» **Work instructions**: Repeat what the lines below say, word for word, and skip every image.

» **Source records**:
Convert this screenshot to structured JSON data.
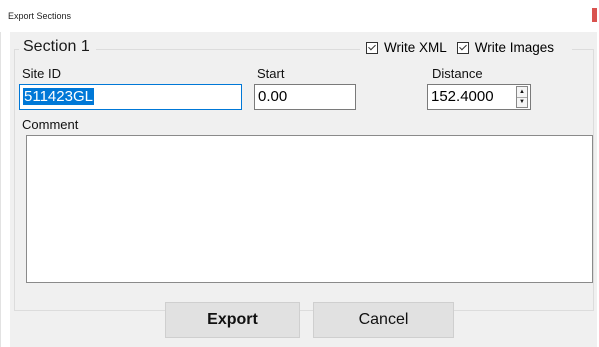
{
  "window": {
    "title": "Export Sections"
  },
  "section": {
    "title": "Section 1",
    "write_xml": {
      "label": "Write XML",
      "checked": true
    },
    "write_images": {
      "label": "Write Images",
      "checked": true
    }
  },
  "fields": {
    "site_id": {
      "label": "Site ID",
      "value": "511423GL"
    },
    "start": {
      "label": "Start",
      "value": "0.00"
    },
    "distance": {
      "label": "Distance",
      "value": "152.4000"
    },
    "comment": {
      "label": "Comment",
      "value": ""
    }
  },
  "buttons": {
    "export": "Export",
    "cancel": "Cancel"
  },
  "colors": {
    "selection": "#0078d7",
    "close_accent": "#d9534f"
  },
  "icons": {
    "spin_up": "▲",
    "spin_down": "▼"
  }
}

» **Result of this task**:
Convert this screenshot to structured JSON data.
{
  "window": {
    "title": "Export Sections"
  },
  "section": {
    "title": "Section 1",
    "write_xml": {
      "label": "Write XML",
      "checked": true
    },
    "write_images": {
      "label": "Write Images",
      "checked": true
    }
  },
  "fields": {
    "site_id": {
      "label": "Site ID",
      "value": "511423GL"
    },
    "start": {
      "label": "Start",
      "value": "0.00"
    },
    "distance": {
      "label": "Distance",
      "value": "152.4000"
    },
    "comment": {
      "label": "Comment",
      "value": ""
    }
  },
  "buttons": {
    "export": "Export",
    "cancel": "Cancel"
  },
  "colors": {
    "selection": "#0078d7",
    "close_accent": "#d9534f"
  },
  "icons": {
    "spin_up": "▲",
    "spin_down": "▼"
  }
}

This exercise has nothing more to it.